* Start *

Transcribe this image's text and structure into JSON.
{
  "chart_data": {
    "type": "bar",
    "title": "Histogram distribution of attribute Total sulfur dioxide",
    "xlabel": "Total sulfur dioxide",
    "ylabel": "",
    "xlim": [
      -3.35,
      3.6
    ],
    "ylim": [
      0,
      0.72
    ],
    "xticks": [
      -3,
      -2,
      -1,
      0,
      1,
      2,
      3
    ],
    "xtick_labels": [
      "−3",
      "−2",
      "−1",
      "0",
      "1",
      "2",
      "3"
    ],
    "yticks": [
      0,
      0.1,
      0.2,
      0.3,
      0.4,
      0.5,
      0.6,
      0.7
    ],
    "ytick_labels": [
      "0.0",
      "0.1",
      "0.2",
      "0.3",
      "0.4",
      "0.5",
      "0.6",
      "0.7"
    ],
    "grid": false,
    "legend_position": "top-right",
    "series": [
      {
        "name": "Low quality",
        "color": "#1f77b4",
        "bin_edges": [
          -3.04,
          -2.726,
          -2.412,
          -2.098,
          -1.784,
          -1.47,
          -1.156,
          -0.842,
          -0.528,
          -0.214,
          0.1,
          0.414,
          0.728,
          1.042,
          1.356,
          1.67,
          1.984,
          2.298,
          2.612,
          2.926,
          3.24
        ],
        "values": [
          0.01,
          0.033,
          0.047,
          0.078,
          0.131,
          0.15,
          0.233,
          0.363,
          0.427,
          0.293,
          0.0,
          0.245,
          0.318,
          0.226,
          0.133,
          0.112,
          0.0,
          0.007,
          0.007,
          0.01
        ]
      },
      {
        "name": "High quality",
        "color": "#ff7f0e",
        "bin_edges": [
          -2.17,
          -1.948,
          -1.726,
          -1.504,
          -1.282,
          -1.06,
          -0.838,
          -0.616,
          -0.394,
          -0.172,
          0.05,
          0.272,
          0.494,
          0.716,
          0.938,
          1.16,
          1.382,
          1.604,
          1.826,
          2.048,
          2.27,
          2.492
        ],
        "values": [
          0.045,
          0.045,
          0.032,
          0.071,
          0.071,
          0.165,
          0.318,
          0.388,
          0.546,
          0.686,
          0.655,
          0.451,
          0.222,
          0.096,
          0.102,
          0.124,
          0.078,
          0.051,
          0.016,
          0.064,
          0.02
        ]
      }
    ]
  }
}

* End *

> [Objective]: Every line above should be printed again exactly as it stands.

> [Answer for the task]:
Transcribe this image's text and structure into JSON.
{
  "chart_data": {
    "type": "bar",
    "title": "Histogram distribution of attribute Total sulfur dioxide",
    "xlabel": "Total sulfur dioxide",
    "ylabel": "",
    "xlim": [
      -3.35,
      3.6
    ],
    "ylim": [
      0,
      0.72
    ],
    "xticks": [
      -3,
      -2,
      -1,
      0,
      1,
      2,
      3
    ],
    "xtick_labels": [
      "−3",
      "−2",
      "−1",
      "0",
      "1",
      "2",
      "3"
    ],
    "yticks": [
      0,
      0.1,
      0.2,
      0.3,
      0.4,
      0.5,
      0.6,
      0.7
    ],
    "ytick_labels": [
      "0.0",
      "0.1",
      "0.2",
      "0.3",
      "0.4",
      "0.5",
      "0.6",
      "0.7"
    ],
    "grid": false,
    "legend_position": "top-right",
    "series": [
      {
        "name": "Low quality",
        "color": "#1f77b4",
        "bin_edges": [
          -3.04,
          -2.726,
          -2.412,
          -2.098,
          -1.784,
          -1.47,
          -1.156,
          -0.842,
          -0.528,
          -0.214,
          0.1,
          0.414,
          0.728,
          1.042,
          1.356,
          1.67,
          1.984,
          2.298,
          2.612,
          2.926,
          3.24
        ],
        "values": [
          0.01,
          0.033,
          0.047,
          0.078,
          0.131,
          0.15,
          0.233,
          0.363,
          0.427,
          0.293,
          0.0,
          0.245,
          0.318,
          0.226,
          0.133,
          0.112,
          0.0,
          0.007,
          0.007,
          0.01
        ]
      },
      {
        "name": "High quality",
        "color": "#ff7f0e",
        "bin_edges": [
          -2.17,
          -1.948,
          -1.726,
          -1.504,
          -1.282,
          -1.06,
          -0.838,
          -0.616,
          -0.394,
          -0.172,
          0.05,
          0.272,
          0.494,
          0.716,
          0.938,
          1.16,
          1.382,
          1.604,
          1.826,
          2.048,
          2.27,
          2.492
        ],
        "values": [
          0.045,
          0.045,
          0.032,
          0.071,
          0.071,
          0.165,
          0.318,
          0.388,
          0.546,
          0.686,
          0.655,
          0.451,
          0.222,
          0.096,
          0.102,
          0.124,
          0.078,
          0.051,
          0.016,
          0.064,
          0.02
        ]
      }
    ]
  }
}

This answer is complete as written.